Written request -
Every line of the material below should be repeated exactly.
►
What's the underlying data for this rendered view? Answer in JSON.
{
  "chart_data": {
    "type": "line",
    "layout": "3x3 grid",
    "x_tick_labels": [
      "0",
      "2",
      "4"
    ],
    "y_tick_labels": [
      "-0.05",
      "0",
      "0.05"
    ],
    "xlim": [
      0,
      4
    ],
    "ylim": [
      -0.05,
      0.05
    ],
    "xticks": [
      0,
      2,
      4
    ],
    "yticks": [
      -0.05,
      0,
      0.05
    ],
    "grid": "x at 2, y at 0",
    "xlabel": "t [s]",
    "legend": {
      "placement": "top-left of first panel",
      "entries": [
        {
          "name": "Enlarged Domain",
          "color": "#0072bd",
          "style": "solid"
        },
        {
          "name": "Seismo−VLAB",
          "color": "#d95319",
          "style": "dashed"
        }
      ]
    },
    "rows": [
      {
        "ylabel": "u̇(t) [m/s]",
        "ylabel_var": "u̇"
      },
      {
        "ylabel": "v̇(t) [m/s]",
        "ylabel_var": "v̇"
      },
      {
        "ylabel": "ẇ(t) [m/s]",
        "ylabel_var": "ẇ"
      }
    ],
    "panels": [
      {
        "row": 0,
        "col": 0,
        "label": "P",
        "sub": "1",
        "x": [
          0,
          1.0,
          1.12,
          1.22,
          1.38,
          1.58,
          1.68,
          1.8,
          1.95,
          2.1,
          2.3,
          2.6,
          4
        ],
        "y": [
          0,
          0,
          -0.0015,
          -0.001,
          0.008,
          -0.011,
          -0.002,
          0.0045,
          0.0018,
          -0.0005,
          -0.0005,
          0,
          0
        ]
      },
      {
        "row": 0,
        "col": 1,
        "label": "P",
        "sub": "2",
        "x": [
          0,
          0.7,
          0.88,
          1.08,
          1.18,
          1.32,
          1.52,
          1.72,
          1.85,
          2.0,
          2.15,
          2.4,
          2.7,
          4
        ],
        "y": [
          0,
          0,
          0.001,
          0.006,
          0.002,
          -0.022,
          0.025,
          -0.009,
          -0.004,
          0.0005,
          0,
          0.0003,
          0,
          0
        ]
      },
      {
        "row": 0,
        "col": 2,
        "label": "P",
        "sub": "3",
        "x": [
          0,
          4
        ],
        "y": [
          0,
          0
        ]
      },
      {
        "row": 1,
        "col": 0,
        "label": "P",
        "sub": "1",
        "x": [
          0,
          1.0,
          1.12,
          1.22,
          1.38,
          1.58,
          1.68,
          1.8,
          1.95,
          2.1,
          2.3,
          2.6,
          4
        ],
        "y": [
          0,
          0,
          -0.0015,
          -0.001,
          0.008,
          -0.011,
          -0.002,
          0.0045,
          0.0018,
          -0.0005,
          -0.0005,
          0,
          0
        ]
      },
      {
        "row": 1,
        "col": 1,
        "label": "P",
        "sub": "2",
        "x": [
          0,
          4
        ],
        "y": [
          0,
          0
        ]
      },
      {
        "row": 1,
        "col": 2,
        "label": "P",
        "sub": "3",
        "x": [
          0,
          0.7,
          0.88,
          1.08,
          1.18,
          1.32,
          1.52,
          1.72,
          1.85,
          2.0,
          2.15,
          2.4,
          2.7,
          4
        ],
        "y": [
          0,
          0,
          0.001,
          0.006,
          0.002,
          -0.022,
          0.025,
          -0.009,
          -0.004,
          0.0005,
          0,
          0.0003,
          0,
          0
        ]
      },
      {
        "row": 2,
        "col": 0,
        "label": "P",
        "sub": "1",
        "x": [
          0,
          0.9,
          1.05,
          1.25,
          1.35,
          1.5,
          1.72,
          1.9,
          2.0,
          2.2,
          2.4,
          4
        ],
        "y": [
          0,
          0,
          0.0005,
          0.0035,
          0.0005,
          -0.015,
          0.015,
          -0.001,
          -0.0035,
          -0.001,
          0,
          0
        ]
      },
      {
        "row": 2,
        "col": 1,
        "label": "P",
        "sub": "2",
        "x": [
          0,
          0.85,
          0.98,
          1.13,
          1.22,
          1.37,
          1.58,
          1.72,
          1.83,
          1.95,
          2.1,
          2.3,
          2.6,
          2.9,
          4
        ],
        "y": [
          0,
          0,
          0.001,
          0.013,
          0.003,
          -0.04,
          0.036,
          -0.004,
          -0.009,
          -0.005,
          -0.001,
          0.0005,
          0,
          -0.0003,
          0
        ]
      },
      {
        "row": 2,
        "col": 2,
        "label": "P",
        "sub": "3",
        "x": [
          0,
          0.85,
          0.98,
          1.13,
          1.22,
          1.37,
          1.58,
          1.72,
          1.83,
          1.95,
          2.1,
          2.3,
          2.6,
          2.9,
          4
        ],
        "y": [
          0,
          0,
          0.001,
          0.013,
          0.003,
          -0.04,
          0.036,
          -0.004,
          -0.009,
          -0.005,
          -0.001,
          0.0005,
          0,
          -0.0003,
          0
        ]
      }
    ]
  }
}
◄
Answer -
What's the underlying data for this rendered view? Answer in JSON.
{
  "chart_data": {
    "type": "line",
    "layout": "3x3 grid",
    "x_tick_labels": [
      "0",
      "2",
      "4"
    ],
    "y_tick_labels": [
      "-0.05",
      "0",
      "0.05"
    ],
    "xlim": [
      0,
      4
    ],
    "ylim": [
      -0.05,
      0.05
    ],
    "xticks": [
      0,
      2,
      4
    ],
    "yticks": [
      -0.05,
      0,
      0.05
    ],
    "grid": "x at 2, y at 0",
    "xlabel": "t [s]",
    "legend": {
      "placement": "top-left of first panel",
      "entries": [
        {
          "name": "Enlarged Domain",
          "color": "#0072bd",
          "style": "solid"
        },
        {
          "name": "Seismo−VLAB",
          "color": "#d95319",
          "style": "dashed"
        }
      ]
    },
    "rows": [
      {
        "ylabel": "u̇(t) [m/s]",
        "ylabel_var": "u̇"
      },
      {
        "ylabel": "v̇(t) [m/s]",
        "ylabel_var": "v̇"
      },
      {
        "ylabel": "ẇ(t) [m/s]",
        "ylabel_var": "ẇ"
      }
    ],
    "panels": [
      {
        "row": 0,
        "col": 0,
        "label": "P",
        "sub": "1",
        "x": [
          0,
          1.0,
          1.12,
          1.22,
          1.38,
          1.58,
          1.68,
          1.8,
          1.95,
          2.1,
          2.3,
          2.6,
          4
        ],
        "y": [
          0,
          0,
          -0.0015,
          -0.001,
          0.008,
          -0.011,
          -0.002,
          0.0045,
          0.0018,
          -0.0005,
          -0.0005,
          0,
          0
        ]
      },
      {
        "row": 0,
        "col": 1,
        "label": "P",
        "sub": "2",
        "x": [
          0,
          0.7,
          0.88,
          1.08,
          1.18,
          1.32,
          1.52,
          1.72,
          1.85,
          2.0,
          2.15,
          2.4,
          2.7,
          4
        ],
        "y": [
          0,
          0,
          0.001,
          0.006,
          0.002,
          -0.022,
          0.025,
          -0.009,
          -0.004,
          0.0005,
          0,
          0.0003,
          0,
          0
        ]
      },
      {
        "row": 0,
        "col": 2,
        "label": "P",
        "sub": "3",
        "x": [
          0,
          4
        ],
        "y": [
          0,
          0
        ]
      },
      {
        "row": 1,
        "col": 0,
        "label": "P",
        "sub": "1",
        "x": [
          0,
          1.0,
          1.12,
          1.22,
          1.38,
          1.58,
          1.68,
          1.8,
          1.95,
          2.1,
          2.3,
          2.6,
          4
        ],
        "y": [
          0,
          0,
          -0.0015,
          -0.001,
          0.008,
          -0.011,
          -0.002,
          0.0045,
          0.0018,
          -0.0005,
          -0.0005,
          0,
          0
        ]
      },
      {
        "row": 1,
        "col": 1,
        "label": "P",
        "sub": "2",
        "x": [
          0,
          4
        ],
        "y": [
          0,
          0
        ]
      },
      {
        "row": 1,
        "col": 2,
        "label": "P",
        "sub": "3",
        "x": [
          0,
          0.7,
          0.88,
          1.08,
          1.18,
          1.32,
          1.52,
          1.72,
          1.85,
          2.0,
          2.15,
          2.4,
          2.7,
          4
        ],
        "y": [
          0,
          0,
          0.001,
          0.006,
          0.002,
          -0.022,
          0.025,
          -0.009,
          -0.004,
          0.0005,
          0,
          0.0003,
          0,
          0
        ]
      },
      {
        "row": 2,
        "col": 0,
        "label": "P",
        "sub": "1",
        "x": [
          0,
          0.9,
          1.05,
          1.25,
          1.35,
          1.5,
          1.72,
          1.9,
          2.0,
          2.2,
          2.4,
          4
        ],
        "y": [
          0,
          0,
          0.0005,
          0.0035,
          0.0005,
          -0.015,
          0.015,
          -0.001,
          -0.0035,
          -0.001,
          0,
          0
        ]
      },
      {
        "row": 2,
        "col": 1,
        "label": "P",
        "sub": "2",
        "x": [
          0,
          0.85,
          0.98,
          1.13,
          1.22,
          1.37,
          1.58,
          1.72,
          1.83,
          1.95,
          2.1,
          2.3,
          2.6,
          2.9,
          4
        ],
        "y": [
          0,
          0,
          0.001,
          0.013,
          0.003,
          -0.04,
          0.036,
          -0.004,
          -0.009,
          -0.005,
          -0.001,
          0.0005,
          0,
          -0.0003,
          0
        ]
      },
      {
        "row": 2,
        "col": 2,
        "label": "P",
        "sub": "3",
        "x": [
          0,
          0.85,
          0.98,
          1.13,
          1.22,
          1.37,
          1.58,
          1.72,
          1.83,
          1.95,
          2.1,
          2.3,
          2.6,
          2.9,
          4
        ],
        "y": [
          0,
          0,
          0.001,
          0.013,
          0.003,
          -0.04,
          0.036,
          -0.004,
          -0.009,
          -0.005,
          -0.001,
          0.0005,
          0,
          -0.0003,
          0
        ]
      }
    ]
  }
}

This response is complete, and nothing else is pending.